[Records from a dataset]
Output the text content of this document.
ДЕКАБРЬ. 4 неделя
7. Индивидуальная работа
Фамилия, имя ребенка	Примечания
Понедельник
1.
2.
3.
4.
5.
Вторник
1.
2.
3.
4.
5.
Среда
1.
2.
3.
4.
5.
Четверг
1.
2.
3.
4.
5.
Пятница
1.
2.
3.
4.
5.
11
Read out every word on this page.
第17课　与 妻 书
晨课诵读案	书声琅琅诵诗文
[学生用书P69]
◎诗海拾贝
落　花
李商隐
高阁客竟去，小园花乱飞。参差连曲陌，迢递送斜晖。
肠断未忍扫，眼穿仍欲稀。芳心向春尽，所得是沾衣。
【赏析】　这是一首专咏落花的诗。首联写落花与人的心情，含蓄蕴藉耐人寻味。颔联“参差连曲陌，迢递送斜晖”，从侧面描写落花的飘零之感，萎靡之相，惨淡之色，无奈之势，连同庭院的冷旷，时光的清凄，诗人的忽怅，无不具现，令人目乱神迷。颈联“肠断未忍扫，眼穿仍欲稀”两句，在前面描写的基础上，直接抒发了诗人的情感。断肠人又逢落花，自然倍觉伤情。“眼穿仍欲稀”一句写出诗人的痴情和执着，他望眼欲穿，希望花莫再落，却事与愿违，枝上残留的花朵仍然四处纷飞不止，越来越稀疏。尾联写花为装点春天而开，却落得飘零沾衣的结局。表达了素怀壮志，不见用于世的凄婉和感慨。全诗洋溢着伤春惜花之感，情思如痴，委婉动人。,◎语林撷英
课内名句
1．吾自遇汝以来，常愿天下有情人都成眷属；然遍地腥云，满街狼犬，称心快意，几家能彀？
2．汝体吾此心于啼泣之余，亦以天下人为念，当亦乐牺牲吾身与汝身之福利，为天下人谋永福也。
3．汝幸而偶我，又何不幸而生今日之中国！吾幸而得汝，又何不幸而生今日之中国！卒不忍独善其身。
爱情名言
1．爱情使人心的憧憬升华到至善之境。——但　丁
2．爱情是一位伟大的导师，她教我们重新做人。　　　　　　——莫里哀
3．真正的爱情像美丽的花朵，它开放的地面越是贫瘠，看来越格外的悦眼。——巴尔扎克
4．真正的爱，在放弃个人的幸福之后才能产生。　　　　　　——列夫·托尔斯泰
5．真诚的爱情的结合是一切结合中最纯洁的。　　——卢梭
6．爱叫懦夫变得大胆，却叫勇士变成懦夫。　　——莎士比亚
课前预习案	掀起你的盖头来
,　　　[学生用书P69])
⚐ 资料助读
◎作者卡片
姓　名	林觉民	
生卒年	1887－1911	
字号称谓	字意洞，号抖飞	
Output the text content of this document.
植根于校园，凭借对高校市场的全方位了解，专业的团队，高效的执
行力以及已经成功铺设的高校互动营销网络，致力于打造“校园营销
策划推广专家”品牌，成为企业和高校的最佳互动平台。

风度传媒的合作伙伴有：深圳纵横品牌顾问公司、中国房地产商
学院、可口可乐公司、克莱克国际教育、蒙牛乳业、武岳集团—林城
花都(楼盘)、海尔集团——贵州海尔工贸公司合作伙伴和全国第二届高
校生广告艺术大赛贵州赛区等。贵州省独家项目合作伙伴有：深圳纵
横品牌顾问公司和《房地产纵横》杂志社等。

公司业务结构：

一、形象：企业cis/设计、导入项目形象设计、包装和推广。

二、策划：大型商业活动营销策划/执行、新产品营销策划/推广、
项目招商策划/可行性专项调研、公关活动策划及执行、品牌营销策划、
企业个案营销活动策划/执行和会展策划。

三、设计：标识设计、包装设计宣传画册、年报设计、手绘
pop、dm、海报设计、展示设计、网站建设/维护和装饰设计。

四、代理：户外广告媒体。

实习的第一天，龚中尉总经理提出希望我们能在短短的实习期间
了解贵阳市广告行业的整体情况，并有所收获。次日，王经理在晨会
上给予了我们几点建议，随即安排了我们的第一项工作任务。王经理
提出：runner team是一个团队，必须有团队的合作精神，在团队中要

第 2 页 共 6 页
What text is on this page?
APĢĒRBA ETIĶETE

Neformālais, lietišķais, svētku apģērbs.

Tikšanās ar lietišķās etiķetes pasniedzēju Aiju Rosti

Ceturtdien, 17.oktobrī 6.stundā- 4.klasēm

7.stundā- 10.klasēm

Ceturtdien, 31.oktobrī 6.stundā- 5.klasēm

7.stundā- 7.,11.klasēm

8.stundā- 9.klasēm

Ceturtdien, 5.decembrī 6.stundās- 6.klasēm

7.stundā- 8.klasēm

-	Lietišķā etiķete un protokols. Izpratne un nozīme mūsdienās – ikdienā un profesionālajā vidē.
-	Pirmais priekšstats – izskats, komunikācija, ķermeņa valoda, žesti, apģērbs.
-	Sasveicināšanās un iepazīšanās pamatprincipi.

Task brief:
The entries above must be returned exactly.

Expected output:
Output the text content of this document.
ДЕКАБРЬ. 4 неделя
7. Индивидуальная работа
Фамилия, имя ребенка	Примечания
Понедельник
1.
2.
3.
4.
5.
Вторник
1.
2.
3.
4.
5.
Среда
1.
2.
3.
4.
5.
Четверг
1.
2.
3.
4.
5.
Пятница
1.
2.
3.
4.
5.
11
Read out every word on this page.
第17课　与 妻 书
晨课诵读案	书声琅琅诵诗文
[学生用书P69]
◎诗海拾贝
落　花
李商隐
高阁客竟去，小园花乱飞。参差连曲陌，迢递送斜晖。
肠断未忍扫，眼穿仍欲稀。芳心向春尽，所得是沾衣。
【赏析】　这是一首专咏落花的诗。首联写落花与人的心情，含蓄蕴藉耐人寻味。颔联“参差连曲陌，迢递送斜晖”，从侧面描写落花的飘零之感，萎靡之相，惨淡之色，无奈之势，连同庭院的冷旷，时光的清凄，诗人的忽怅，无不具现，令人目乱神迷。颈联“肠断未忍扫，眼穿仍欲稀”两句，在前面描写的基础上，直接抒发了诗人的情感。断肠人又逢落花，自然倍觉伤情。“眼穿仍欲稀”一句写出诗人的痴情和执着，他望眼欲穿，希望花莫再落，却事与愿违，枝上残留的花朵仍然四处纷飞不止，越来越稀疏。尾联写花为装点春天而开，却落得飘零沾衣的结局。表达了素怀壮志，不见用于世的凄婉和感慨。全诗洋溢着伤春惜花之感，情思如痴，委婉动人。,◎语林撷英
课内名句
1．吾自遇汝以来，常愿天下有情人都成眷属；然遍地腥云，满街狼犬，称心快意，几家能彀？
2．汝体吾此心于啼泣之余，亦以天下人为念，当亦乐牺牲吾身与汝身之福利，为天下人谋永福也。
3．汝幸而偶我，又何不幸而生今日之中国！吾幸而得汝，又何不幸而生今日之中国！卒不忍独善其身。
爱情名言
1．爱情使人心的憧憬升华到至善之境。——但　丁
2．爱情是一位伟大的导师，她教我们重新做人。　　　　　　——莫里哀
3．真正的爱情像美丽的花朵，它开放的地面越是贫瘠，看来越格外的悦眼。——巴尔扎克
4．真正的爱，在放弃个人的幸福之后才能产生。　　　　　　——列夫·托尔斯泰
5．真诚的爱情的结合是一切结合中最纯洁的。　　——卢梭
6．爱叫懦夫变得大胆，却叫勇士变成懦夫。　　——莎士比亚
课前预习案	掀起你的盖头来
,　　　[学生用书P69])
⚐ 资料助读
◎作者卡片
姓　名	林觉民	
生卒年	1887－1911	
字号称谓	字意洞，号抖飞	
Output the text content of this document.
植根于校园，凭借对高校市场的全方位了解，专业的团队，高效的执
行力以及已经成功铺设的高校互动营销网络，致力于打造“校园营销
策划推广专家”品牌，成为企业和高校的最佳互动平台。

风度传媒的合作伙伴有：深圳纵横品牌顾问公司、中国房地产商
学院、可口可乐公司、克莱克国际教育、蒙牛乳业、武岳集团—林城
花都(楼盘)、海尔集团——贵州海尔工贸公司合作伙伴和全国第二届高
校生广告艺术大赛贵州赛区等。贵州省独家项目合作伙伴有：深圳纵
横品牌顾问公司和《房地产纵横》杂志社等。

公司业务结构：

一、形象：企业cis/设计、导入项目形象设计、包装和推广。

二、策划：大型商业活动营销策划/执行、新产品营销策划/推广、
项目招商策划/可行性专项调研、公关活动策划及执行、品牌营销策划、
企业个案营销活动策划/执行和会展策划。

三、设计：标识设计、包装设计宣传画册、年报设计、手绘
pop、dm、海报设计、展示设计、网站建设/维护和装饰设计。

四、代理：户外广告媒体。

实习的第一天，龚中尉总经理提出希望我们能在短短的实习期间
了解贵阳市广告行业的整体情况，并有所收获。次日，王经理在晨会
上给予了我们几点建议，随即安排了我们的第一项工作任务。王经理
提出：runner team是一个团队，必须有团队的合作精神，在团队中要

第 2 页 共 6 页
What text is on this page?
APĢĒRBA ETIĶETE

Neformālais, lietišķais, svētku apģērbs.

Tikšanās ar lietišķās etiķetes pasniedzēju Aiju Rosti

Ceturtdien, 17.oktobrī 6.stundā- 4.klasēm

7.stundā- 10.klasēm

Ceturtdien, 31.oktobrī 6.stundā- 5.klasēm

7.stundā- 7.,11.klasēm

8.stundā- 9.klasēm

Ceturtdien, 5.decembrī 6.stundās- 6.klasēm

7.stundā- 8.klasēm

-	Lietišķā etiķete un protokols. Izpratne un nozīme mūsdienās – ikdienā un profesionālajā vidē.
-	Pirmais priekšstats – izskats, komunikācija, ķermeņa valoda, žesti, apģērbs.
-	Sasveicināšanās un iepazīšanās pamatprincipi.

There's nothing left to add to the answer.